Raw records ::
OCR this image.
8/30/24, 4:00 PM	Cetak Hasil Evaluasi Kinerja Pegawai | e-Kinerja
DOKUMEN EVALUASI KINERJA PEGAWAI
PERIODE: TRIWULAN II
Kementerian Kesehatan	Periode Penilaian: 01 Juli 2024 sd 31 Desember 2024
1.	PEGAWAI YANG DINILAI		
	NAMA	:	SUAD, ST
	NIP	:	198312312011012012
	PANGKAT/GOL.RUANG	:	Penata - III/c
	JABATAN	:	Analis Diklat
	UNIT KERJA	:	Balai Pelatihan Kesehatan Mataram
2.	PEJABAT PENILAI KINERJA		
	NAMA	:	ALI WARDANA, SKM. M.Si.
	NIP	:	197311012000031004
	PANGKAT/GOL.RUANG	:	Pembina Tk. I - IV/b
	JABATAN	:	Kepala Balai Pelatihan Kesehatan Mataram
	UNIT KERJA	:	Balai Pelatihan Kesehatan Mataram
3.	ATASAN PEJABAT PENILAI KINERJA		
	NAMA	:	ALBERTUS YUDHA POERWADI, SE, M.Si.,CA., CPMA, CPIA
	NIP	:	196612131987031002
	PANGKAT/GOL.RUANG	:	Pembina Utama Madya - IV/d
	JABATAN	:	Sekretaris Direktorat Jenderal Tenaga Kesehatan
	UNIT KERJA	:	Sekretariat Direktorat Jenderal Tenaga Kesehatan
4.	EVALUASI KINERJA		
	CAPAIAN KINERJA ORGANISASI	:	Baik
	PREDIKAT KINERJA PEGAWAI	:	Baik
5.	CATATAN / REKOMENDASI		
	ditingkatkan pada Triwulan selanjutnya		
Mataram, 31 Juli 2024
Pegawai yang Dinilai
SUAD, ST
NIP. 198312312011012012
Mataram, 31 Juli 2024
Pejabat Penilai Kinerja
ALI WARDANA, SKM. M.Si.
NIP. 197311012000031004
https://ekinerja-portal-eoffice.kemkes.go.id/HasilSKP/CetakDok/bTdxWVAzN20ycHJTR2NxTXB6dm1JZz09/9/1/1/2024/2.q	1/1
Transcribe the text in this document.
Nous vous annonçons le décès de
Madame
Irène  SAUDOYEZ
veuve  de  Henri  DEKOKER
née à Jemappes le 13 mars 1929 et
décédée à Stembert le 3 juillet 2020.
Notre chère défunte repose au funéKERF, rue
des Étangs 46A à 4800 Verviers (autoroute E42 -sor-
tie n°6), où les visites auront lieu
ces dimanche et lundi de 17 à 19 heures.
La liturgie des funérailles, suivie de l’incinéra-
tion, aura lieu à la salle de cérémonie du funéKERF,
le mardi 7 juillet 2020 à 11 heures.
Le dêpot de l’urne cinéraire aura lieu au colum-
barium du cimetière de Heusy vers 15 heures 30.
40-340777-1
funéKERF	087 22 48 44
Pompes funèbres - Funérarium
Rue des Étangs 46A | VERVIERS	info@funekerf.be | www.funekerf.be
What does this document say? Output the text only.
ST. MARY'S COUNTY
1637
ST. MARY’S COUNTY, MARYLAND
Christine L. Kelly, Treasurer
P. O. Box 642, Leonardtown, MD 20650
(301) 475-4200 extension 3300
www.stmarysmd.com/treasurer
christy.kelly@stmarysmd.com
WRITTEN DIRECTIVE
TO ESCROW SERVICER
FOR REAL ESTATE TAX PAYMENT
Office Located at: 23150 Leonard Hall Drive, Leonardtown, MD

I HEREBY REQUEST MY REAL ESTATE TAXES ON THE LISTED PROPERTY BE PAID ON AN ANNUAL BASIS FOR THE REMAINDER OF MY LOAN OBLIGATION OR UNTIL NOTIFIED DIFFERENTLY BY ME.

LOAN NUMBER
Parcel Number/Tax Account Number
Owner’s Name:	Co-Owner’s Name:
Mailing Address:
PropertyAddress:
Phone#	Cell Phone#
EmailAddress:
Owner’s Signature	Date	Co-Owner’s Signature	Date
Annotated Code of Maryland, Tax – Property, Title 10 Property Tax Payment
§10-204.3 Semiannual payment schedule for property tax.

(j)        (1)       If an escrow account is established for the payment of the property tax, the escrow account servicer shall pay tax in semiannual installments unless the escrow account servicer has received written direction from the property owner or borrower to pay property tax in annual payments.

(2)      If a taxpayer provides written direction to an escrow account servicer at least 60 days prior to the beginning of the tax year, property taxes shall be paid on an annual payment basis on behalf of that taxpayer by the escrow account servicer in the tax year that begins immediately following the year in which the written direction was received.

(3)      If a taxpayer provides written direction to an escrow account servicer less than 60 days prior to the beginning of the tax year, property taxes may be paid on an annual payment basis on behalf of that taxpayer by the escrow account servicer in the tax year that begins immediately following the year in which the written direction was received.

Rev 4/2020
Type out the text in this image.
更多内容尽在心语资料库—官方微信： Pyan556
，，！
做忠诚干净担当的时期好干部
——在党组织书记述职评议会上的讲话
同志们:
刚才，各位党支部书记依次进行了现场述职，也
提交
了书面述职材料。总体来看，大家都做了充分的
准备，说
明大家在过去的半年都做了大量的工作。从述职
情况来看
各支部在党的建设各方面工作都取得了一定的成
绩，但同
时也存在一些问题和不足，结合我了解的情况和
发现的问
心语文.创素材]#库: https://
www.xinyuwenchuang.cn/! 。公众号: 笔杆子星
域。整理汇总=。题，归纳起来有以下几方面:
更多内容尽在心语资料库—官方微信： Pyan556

The problem ::
Pull out all lines from the listing that contain the string "Jenderal".

Exercise output ::
	JABATAN	:	Sekretaris Direktorat Jenderal Tenaga Kesehatan
	UNIT KERJA	:	Sekretariat Direktorat Jenderal Tenaga Kesehatan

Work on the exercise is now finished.